The records below are to be repeated in full, exactly as they are.

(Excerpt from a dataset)
==*==

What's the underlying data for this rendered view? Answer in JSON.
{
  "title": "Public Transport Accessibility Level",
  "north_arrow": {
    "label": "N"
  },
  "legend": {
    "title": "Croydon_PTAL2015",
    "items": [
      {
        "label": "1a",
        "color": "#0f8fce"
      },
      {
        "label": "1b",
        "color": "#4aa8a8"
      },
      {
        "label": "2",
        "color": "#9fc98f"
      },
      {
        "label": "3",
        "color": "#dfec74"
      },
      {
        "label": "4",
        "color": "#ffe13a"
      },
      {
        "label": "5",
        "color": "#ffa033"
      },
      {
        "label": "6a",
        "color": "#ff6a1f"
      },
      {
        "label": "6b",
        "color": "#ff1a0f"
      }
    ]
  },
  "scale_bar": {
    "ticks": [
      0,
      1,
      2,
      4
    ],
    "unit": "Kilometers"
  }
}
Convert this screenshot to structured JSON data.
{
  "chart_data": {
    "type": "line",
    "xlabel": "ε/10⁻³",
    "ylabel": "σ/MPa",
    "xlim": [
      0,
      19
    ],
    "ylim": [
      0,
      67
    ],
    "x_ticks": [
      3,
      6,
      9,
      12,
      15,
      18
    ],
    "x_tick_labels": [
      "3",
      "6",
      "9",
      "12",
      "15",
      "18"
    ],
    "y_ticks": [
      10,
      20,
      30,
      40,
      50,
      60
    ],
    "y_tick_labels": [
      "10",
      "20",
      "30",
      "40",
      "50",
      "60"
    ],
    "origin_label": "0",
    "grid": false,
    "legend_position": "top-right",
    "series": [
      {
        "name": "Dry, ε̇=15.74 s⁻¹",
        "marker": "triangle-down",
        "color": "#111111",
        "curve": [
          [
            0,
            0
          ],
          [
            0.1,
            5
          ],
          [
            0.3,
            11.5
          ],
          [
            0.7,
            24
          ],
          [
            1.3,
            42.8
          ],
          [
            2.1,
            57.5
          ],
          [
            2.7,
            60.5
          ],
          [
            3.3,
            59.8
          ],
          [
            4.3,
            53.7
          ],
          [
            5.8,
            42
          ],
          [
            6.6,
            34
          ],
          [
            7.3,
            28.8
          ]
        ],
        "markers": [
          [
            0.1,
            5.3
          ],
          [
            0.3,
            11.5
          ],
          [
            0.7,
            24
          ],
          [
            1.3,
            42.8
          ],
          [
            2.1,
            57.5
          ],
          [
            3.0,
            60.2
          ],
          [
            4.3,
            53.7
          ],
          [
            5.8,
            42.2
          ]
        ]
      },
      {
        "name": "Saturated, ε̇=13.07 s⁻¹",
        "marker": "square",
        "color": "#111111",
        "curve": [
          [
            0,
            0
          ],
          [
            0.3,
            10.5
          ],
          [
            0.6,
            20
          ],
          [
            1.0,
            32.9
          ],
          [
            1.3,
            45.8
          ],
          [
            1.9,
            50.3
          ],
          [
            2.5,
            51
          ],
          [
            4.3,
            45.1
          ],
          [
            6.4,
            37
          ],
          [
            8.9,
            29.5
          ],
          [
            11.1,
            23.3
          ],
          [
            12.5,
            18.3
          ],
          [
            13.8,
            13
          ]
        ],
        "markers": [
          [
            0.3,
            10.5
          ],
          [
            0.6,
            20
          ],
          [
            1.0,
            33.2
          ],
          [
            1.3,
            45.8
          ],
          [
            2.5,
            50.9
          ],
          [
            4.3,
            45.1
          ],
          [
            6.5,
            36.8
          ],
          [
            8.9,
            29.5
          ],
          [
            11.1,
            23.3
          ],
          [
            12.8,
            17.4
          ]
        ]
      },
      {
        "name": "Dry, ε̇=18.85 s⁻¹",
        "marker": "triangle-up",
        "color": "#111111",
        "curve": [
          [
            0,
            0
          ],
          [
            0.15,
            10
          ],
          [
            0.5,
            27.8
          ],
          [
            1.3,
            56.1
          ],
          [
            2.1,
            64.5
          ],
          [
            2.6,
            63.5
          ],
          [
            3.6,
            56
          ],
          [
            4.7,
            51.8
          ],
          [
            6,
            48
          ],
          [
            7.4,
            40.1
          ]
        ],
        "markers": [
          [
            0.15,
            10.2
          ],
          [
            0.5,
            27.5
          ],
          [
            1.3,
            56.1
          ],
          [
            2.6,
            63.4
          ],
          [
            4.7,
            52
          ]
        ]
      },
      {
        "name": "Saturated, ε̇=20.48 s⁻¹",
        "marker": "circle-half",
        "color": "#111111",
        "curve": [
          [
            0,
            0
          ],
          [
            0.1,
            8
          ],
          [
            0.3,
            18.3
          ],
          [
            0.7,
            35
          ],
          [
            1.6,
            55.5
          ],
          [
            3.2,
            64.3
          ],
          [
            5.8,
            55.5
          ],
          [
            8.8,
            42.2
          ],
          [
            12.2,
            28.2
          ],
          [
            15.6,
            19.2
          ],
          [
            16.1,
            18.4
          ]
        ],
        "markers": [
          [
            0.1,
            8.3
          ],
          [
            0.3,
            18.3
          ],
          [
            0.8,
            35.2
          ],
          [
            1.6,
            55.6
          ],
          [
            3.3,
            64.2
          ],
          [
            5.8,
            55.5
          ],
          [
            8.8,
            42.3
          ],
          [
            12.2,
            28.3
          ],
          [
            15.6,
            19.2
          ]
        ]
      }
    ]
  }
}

==*==

Final answer:
What's the underlying data for this rendered view? Answer in JSON.
{
  "title": "Public Transport Accessibility Level",
  "north_arrow": {
    "label": "N"
  },
  "legend": {
    "title": "Croydon_PTAL2015",
    "items": [
      {
        "label": "1a",
        "color": "#0f8fce"
      },
      {
        "label": "1b",
        "color": "#4aa8a8"
      },
      {
        "label": "2",
        "color": "#9fc98f"
      },
      {
        "label": "3",
        "color": "#dfec74"
      },
      {
        "label": "4",
        "color": "#ffe13a"
      },
      {
        "label": "5",
        "color": "#ffa033"
      },
      {
        "label": "6a",
        "color": "#ff6a1f"
      },
      {
        "label": "6b",
        "color": "#ff1a0f"
      }
    ]
  },
  "scale_bar": {
    "ticks": [
      0,
      1,
      2,
      4
    ],
    "unit": "Kilometers"
  }
}
Convert this screenshot to structured JSON data.
{
  "chart_data": {
    "type": "line",
    "xlabel": "ε/10⁻³",
    "ylabel": "σ/MPa",
    "xlim": [
      0,
      19
    ],
    "ylim": [
      0,
      67
    ],
    "x_ticks": [
      3,
      6,
      9,
      12,
      15,
      18
    ],
    "x_tick_labels": [
      "3",
      "6",
      "9",
      "12",
      "15",
      "18"
    ],
    "y_ticks": [
      10,
      20,
      30,
      40,
      50,
      60
    ],
    "y_tick_labels": [
      "10",
      "20",
      "30",
      "40",
      "50",
      "60"
    ],
    "origin_label": "0",
    "grid": false,
    "legend_position": "top-right",
    "series": [
      {
        "name": "Dry, ε̇=15.74 s⁻¹",
        "marker": "triangle-down",
        "color": "#111111",
        "curve": [
          [
            0,
            0
          ],
          [
            0.1,
            5
          ],
          [
            0.3,
            11.5
          ],
          [
            0.7,
            24
          ],
          [
            1.3,
            42.8
          ],
          [
            2.1,
            57.5
          ],
          [
            2.7,
            60.5
          ],
          [
            3.3,
            59.8
          ],
          [
            4.3,
            53.7
          ],
          [
            5.8,
            42
          ],
          [
            6.6,
            34
          ],
          [
            7.3,
            28.8
          ]
        ],
        "markers": [
          [
            0.1,
            5.3
          ],
          [
            0.3,
            11.5
          ],
          [
            0.7,
            24
          ],
          [
            1.3,
            42.8
          ],
          [
            2.1,
            57.5
          ],
          [
            3.0,
            60.2
          ],
          [
            4.3,
            53.7
          ],
          [
            5.8,
            42.2
          ]
        ]
      },
      {
        "name": "Saturated, ε̇=13.07 s⁻¹",
        "marker": "square",
        "color": "#111111",
        "curve": [
          [
            0,
            0
          ],
          [
            0.3,
            10.5
          ],
          [
            0.6,
            20
          ],
          [
            1.0,
            32.9
          ],
          [
            1.3,
            45.8
          ],
          [
            1.9,
            50.3
          ],
          [
            2.5,
            51
          ],
          [
            4.3,
            45.1
          ],
          [
            6.4,
            37
          ],
          [
            8.9,
            29.5
          ],
          [
            11.1,
            23.3
          ],
          [
            12.5,
            18.3
          ],
          [
            13.8,
            13
          ]
        ],
        "markers": [
          [
            0.3,
            10.5
          ],
          [
            0.6,
            20
          ],
          [
            1.0,
            33.2
          ],
          [
            1.3,
            45.8
          ],
          [
            2.5,
            50.9
          ],
          [
            4.3,
            45.1
          ],
          [
            6.5,
            36.8
          ],
          [
            8.9,
            29.5
          ],
          [
            11.1,
            23.3
          ],
          [
            12.8,
            17.4
          ]
        ]
      },
      {
        "name": "Dry, ε̇=18.85 s⁻¹",
        "marker": "triangle-up",
        "color": "#111111",
        "curve": [
          [
            0,
            0
          ],
          [
            0.15,
            10
          ],
          [
            0.5,
            27.8
          ],
          [
            1.3,
            56.1
          ],
          [
            2.1,
            64.5
          ],
          [
            2.6,
            63.5
          ],
          [
            3.6,
            56
          ],
          [
            4.7,
            51.8
          ],
          [
            6,
            48
          ],
          [
            7.4,
            40.1
          ]
        ],
        "markers": [
          [
            0.15,
            10.2
          ],
          [
            0.5,
            27.5
          ],
          [
            1.3,
            56.1
          ],
          [
            2.6,
            63.4
          ],
          [
            4.7,
            52
          ]
        ]
      },
      {
        "name": "Saturated, ε̇=20.48 s⁻¹",
        "marker": "circle-half",
        "color": "#111111",
        "curve": [
          [
            0,
            0
          ],
          [
            0.1,
            8
          ],
          [
            0.3,
            18.3
          ],
          [
            0.7,
            35
          ],
          [
            1.6,
            55.5
          ],
          [
            3.2,
            64.3
          ],
          [
            5.8,
            55.5
          ],
          [
            8.8,
            42.2
          ],
          [
            12.2,
            28.2
          ],
          [
            15.6,
            19.2
          ],
          [
            16.1,
            18.4
          ]
        ],
        "markers": [
          [
            0.1,
            8.3
          ],
          [
            0.3,
            18.3
          ],
          [
            0.8,
            35.2
          ],
          [
            1.6,
            55.6
          ],
          [
            3.3,
            64.2
          ],
          [
            5.8,
            55.5
          ],
          [
            8.8,
            42.3
          ],
          [
            12.2,
            28.3
          ],
          [
            15.6,
            19.2
          ]
        ]
      }
    ]
  }
}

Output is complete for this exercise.